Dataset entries
'''
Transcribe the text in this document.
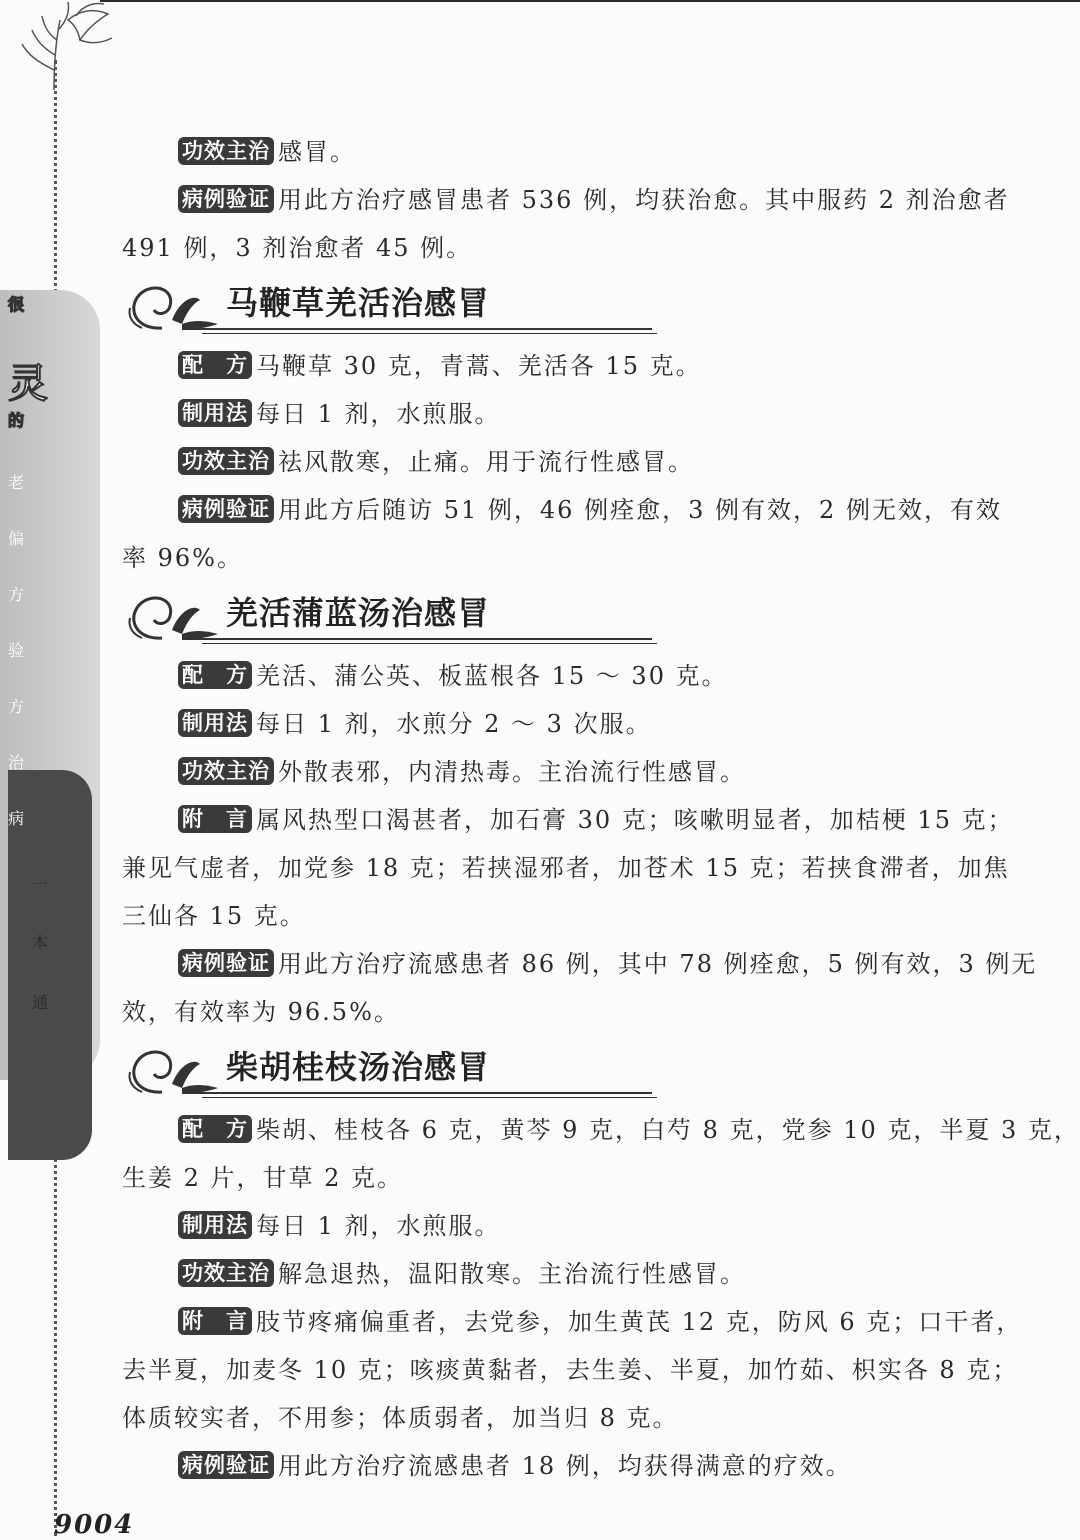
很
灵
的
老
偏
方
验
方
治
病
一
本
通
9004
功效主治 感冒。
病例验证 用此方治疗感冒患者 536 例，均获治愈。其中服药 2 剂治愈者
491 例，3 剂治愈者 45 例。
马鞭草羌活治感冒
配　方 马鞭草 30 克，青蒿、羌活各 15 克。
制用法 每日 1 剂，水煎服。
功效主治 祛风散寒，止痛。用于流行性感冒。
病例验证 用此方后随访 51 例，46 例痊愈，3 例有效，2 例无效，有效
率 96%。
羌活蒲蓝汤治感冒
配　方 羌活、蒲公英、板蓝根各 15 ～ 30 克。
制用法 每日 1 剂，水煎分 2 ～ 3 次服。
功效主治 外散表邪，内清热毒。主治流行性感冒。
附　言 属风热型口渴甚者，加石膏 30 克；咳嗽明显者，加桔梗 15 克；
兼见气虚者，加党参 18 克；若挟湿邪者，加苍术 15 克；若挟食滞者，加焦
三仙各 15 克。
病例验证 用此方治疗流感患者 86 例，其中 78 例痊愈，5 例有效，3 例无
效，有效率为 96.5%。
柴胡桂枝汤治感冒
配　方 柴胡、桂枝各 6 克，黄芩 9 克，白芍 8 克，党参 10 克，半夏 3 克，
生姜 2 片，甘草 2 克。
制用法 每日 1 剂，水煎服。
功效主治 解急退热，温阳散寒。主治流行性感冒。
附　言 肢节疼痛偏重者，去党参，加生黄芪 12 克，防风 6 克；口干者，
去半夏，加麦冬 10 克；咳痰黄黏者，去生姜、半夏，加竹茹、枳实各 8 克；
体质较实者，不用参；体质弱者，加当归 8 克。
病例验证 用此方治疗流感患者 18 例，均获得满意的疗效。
'''
Using the material above, report each line where "病例验证" occurs.

## Answer to the exercise:
病例验证 用此方治疗感冒患者 536 例，均获治愈。其中服药 2 剂治愈者
病例验证 用此方后随访 51 例，46 例痊愈，3 例有效，2 例无效，有效
病例验证 用此方治疗流感患者 86 例，其中 78 例痊愈，5 例有效，3 例无
病例验证 用此方治疗流感患者 18 例，均获得满意的疗效。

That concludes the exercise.